* **Testo di lettura**:
####

Maxiblitz di carabinieri e polizia contro la 'ndrangheta: oltre 300 le persone arrestate. L'operazione, la più imponente di questo tipo negli ultimi anni, si è svolta in Calabria e in diverse località dell'Italia settentrionale. Le accuse vanno dall'associazione di tipo mafioso al traffico di armi e stupefacenti, dall'omicidio all' estorsione, dall'usura ad altri gravi reati. In manette anche il numero uno delle cosche calabresi, Domenico Oppedisano.

Dall'inchiesta condotta dalle Procure distrettuali di Reggio Calabria e Milano è emerso che la 'ndrangheta ha ormai una struttura verticistica e tutti gli affiliati, sia che operino in altre regioni, sia che si trovino all'estero, dipendono gerarchicamente dalle cosche della provincia di Reggio Calabria.

L'organizzazione criminale ha dunque perso la sua struttura familistica, ma si è organizzata sul modello di Cosa nostra siciliana. Centoventi arresti sono stati disposti dalla magistratura reggina e gli altri da quella milanese. 

Maroni: 'ndrangheta colpita al cuore
"Si tratta in assoluto della più importante operazione contro la 'ndrangheta degli ultimi anni, che oggi viene colpita al cuore del suo sistema criminale sia sotto l'aspetto organizzativo sia sotto quello patrimoniale". Così, in una nota, il ministro dell'Interno, Roberto Maroni, che si è congratulato con il capo della polizia - direttore generale della Pubblica Sicurezza Antonio Manganelli, e con il comandante generale dell'arma dei carabinieri, Leonardo Gallitelli, per l'eccezionale operazione antimafia.

####

[Annotazioni dei riquadri di delimitazione]
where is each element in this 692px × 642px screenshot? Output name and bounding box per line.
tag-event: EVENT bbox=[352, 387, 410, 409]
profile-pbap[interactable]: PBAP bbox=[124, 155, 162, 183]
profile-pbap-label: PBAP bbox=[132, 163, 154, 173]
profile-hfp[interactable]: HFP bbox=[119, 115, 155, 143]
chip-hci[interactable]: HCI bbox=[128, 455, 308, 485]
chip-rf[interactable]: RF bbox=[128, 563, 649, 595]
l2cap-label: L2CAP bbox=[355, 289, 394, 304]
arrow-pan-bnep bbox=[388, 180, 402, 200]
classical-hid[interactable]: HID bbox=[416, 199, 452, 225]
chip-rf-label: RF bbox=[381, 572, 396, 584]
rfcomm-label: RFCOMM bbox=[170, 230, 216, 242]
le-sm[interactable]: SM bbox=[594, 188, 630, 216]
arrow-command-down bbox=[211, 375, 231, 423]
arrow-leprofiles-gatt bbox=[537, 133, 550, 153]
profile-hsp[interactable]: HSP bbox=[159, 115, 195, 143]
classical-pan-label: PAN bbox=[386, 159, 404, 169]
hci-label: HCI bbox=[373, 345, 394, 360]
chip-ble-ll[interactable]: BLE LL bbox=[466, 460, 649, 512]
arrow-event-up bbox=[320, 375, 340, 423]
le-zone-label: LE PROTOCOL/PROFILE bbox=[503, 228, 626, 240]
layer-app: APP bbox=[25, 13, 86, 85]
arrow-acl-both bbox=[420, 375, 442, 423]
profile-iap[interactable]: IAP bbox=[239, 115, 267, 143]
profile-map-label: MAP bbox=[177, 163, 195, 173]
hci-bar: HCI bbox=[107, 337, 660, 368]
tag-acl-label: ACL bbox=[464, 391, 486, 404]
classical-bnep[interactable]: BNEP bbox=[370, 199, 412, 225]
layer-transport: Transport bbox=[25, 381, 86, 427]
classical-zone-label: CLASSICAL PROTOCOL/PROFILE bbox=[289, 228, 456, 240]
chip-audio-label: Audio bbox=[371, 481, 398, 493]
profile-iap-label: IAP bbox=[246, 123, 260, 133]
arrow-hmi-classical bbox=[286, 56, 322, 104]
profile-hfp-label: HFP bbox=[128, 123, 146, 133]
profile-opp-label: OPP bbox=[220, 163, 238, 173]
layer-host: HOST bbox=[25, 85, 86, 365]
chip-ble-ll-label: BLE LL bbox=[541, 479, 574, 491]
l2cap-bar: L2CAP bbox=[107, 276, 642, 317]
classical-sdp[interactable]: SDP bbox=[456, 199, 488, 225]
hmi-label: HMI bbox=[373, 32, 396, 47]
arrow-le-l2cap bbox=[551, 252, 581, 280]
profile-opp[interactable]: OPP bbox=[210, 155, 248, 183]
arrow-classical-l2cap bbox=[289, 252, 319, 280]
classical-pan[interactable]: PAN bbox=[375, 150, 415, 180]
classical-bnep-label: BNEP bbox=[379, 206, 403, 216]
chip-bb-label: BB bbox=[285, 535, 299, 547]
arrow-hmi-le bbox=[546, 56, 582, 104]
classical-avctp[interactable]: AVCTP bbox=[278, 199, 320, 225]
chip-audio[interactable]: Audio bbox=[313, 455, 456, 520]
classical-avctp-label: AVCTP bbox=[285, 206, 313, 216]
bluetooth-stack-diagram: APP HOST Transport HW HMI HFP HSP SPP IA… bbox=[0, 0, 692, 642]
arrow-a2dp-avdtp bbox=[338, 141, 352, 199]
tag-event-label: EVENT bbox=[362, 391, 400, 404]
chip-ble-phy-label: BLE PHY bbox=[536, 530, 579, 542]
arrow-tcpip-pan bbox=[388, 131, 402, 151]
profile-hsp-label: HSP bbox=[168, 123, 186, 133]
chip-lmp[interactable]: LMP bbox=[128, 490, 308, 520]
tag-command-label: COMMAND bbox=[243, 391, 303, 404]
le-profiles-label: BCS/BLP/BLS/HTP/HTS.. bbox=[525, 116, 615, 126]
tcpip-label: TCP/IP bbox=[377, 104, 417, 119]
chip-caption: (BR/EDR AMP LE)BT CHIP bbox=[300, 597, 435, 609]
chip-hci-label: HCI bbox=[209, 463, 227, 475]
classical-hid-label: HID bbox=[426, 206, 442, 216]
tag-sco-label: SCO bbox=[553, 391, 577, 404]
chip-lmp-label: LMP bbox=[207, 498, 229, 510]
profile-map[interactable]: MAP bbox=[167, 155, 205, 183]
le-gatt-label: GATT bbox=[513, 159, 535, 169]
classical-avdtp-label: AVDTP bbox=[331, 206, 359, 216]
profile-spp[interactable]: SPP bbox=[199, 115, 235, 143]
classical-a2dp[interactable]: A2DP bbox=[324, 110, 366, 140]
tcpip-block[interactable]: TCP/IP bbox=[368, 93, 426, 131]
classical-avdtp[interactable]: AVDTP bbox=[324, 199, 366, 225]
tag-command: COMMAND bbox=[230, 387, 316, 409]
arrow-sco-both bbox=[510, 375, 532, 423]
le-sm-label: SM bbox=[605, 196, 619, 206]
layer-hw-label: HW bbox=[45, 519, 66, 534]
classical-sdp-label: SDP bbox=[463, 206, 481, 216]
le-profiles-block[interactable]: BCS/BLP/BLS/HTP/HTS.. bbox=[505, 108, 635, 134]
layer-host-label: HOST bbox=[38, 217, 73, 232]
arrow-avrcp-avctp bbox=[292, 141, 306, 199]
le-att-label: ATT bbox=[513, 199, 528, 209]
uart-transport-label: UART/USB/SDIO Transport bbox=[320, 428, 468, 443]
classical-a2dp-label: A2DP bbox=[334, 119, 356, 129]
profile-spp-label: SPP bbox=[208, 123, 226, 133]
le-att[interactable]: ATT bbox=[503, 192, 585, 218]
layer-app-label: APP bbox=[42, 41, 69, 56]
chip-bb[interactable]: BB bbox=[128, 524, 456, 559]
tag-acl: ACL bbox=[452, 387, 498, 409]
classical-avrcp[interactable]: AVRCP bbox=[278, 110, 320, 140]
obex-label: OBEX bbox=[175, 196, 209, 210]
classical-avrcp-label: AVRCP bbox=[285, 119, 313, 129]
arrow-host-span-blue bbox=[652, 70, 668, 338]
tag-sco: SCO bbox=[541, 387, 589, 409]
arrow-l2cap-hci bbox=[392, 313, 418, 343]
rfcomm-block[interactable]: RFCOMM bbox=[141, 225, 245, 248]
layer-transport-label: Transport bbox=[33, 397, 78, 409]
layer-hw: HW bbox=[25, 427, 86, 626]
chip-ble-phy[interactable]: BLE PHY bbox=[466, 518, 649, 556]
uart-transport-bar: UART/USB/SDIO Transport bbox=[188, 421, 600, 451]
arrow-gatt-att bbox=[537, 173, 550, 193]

####

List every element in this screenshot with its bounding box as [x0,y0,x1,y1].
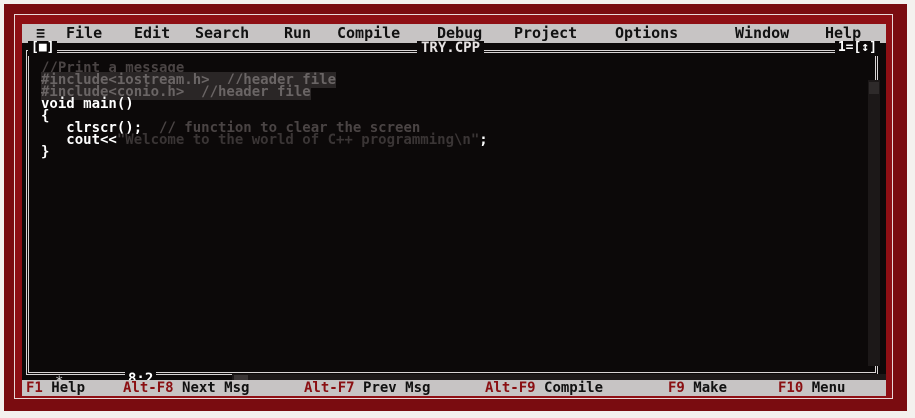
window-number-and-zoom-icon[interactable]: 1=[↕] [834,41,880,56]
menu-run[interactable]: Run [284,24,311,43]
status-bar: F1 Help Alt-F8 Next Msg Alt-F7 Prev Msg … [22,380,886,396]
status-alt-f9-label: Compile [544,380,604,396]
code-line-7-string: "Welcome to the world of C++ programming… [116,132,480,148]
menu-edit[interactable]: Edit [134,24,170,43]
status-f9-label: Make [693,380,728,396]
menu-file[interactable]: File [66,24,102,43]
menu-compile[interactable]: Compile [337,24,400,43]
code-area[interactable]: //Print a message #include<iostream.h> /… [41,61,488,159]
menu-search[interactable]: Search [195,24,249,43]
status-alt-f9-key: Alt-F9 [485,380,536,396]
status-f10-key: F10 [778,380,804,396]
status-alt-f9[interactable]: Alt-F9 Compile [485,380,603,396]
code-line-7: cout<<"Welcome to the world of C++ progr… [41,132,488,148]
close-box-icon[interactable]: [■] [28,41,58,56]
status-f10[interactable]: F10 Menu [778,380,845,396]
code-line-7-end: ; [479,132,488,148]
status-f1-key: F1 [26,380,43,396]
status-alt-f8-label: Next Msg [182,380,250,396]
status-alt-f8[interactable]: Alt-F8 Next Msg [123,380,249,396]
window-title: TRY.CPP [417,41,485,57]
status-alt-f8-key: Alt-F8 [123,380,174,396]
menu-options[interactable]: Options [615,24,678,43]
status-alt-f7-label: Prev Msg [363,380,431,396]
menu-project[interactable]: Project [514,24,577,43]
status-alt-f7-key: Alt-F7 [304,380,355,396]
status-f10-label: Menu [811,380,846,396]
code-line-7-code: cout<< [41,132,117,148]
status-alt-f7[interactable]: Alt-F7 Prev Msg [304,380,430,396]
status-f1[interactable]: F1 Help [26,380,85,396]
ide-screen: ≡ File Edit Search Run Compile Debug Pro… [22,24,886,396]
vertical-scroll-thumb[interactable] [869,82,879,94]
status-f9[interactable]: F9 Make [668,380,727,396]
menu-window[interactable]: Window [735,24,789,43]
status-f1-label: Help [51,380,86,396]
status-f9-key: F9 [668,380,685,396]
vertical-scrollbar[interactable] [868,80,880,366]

####

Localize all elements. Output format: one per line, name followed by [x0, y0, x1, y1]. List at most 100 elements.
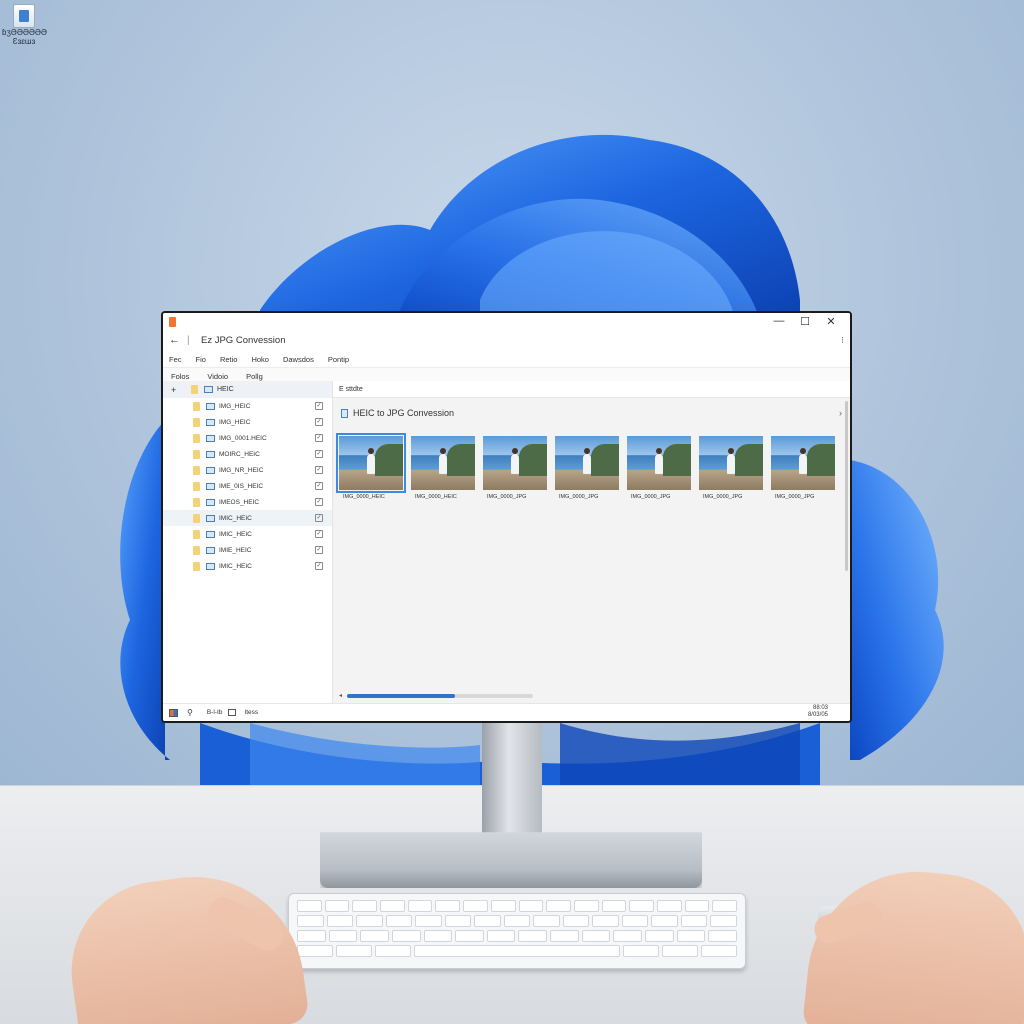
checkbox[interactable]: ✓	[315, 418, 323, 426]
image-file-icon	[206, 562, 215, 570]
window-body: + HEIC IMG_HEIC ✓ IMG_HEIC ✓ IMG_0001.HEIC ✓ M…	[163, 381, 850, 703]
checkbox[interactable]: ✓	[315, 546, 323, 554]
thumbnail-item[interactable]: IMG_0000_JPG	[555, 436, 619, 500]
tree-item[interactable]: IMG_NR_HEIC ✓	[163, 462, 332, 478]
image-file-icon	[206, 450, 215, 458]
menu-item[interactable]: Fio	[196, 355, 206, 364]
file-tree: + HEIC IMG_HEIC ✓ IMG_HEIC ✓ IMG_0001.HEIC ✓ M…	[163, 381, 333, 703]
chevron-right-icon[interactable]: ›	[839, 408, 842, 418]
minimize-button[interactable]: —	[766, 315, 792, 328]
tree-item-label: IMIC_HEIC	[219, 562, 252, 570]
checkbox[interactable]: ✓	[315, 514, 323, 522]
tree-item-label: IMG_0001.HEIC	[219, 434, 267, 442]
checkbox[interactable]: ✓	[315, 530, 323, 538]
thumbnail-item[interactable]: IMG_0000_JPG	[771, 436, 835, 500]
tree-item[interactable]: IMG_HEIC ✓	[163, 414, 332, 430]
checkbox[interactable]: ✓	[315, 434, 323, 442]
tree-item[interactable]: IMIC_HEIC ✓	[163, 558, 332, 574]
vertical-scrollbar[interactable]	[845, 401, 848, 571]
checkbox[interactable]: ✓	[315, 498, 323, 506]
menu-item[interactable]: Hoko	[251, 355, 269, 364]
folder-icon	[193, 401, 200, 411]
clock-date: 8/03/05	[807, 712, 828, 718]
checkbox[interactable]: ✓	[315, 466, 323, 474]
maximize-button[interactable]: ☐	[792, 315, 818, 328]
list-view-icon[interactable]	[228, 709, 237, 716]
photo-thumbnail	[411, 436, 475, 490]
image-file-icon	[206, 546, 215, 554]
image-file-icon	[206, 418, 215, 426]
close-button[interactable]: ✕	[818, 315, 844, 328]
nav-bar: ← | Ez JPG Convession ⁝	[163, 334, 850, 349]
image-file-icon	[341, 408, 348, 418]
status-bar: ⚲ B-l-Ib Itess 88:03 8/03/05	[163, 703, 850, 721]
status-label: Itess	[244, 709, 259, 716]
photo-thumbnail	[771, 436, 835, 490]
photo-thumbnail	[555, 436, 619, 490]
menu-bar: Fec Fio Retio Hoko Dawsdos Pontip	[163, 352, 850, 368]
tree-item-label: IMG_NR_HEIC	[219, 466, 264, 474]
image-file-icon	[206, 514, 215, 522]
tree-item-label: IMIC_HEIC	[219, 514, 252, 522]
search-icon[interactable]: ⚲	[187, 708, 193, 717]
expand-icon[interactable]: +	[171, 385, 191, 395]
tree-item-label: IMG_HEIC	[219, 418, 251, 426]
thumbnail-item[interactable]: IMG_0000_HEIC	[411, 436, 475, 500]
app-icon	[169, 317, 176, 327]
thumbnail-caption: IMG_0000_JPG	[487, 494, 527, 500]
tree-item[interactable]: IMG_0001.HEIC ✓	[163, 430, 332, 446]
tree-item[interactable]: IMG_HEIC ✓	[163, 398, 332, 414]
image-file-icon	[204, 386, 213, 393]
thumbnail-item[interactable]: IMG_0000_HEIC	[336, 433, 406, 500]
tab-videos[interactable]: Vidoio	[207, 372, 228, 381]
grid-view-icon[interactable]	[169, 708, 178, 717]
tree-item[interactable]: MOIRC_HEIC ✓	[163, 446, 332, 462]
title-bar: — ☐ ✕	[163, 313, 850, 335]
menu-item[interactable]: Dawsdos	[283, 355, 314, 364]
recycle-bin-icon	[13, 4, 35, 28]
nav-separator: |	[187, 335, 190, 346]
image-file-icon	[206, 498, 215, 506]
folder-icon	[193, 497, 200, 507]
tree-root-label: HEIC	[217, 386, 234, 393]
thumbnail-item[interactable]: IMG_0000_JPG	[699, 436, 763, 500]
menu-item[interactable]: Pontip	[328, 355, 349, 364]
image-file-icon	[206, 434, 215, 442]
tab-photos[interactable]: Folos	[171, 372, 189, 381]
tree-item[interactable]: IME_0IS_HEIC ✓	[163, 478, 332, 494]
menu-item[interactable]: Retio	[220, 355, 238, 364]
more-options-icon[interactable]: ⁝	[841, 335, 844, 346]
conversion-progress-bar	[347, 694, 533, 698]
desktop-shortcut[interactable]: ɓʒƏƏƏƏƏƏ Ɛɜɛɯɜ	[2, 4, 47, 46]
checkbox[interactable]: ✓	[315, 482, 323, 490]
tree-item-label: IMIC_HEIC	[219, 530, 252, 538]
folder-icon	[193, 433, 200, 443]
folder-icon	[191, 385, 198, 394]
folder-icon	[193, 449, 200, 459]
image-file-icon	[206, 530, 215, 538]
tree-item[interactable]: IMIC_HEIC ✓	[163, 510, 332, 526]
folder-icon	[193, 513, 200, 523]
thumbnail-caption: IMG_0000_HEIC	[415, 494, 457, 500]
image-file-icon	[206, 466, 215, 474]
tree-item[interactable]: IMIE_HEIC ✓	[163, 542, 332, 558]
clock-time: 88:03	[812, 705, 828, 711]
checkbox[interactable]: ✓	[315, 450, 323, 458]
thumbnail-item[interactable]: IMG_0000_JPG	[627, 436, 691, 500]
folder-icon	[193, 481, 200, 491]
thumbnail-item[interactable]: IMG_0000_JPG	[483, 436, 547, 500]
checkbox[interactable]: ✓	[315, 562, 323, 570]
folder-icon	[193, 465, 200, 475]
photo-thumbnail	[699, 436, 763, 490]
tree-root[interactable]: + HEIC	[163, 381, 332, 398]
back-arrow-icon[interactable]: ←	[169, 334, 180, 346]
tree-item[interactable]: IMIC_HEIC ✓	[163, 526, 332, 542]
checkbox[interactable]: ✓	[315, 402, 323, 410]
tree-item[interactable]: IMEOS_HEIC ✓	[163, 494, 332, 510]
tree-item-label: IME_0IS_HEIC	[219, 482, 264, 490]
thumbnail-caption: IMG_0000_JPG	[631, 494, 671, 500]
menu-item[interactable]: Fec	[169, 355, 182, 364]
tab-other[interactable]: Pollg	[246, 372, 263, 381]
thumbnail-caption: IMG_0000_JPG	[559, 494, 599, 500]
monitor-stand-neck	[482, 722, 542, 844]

####

* **Problema**:
Riporta fedelmente il passo del testo sull'operazione contro la 'ndrangheta, a partire da "Maroni: 'ndrangheta colpita" fino a "l'eccezionale operazione antimafia.".

* **Risultato dell'esercizio**:
Maroni: 'ndrangheta colpita al cuore
"Si tratta in assoluto della più importante operazione contro la 'ndrangheta degli ultimi anni, che oggi viene colpita al cuore del suo sistema criminale sia sotto l'aspetto organizzativo sia sotto quello patrimoniale". Così, in una nota, il ministro dell'Interno, Roberto Maroni, che si è congratulato con il capo della polizia - direttore generale della Pubblica Sicurezza Antonio Manganelli, e con il comandante generale dell'arma dei carabinieri, Leonardo Gallitelli, per l'eccezionale operazione antimafia.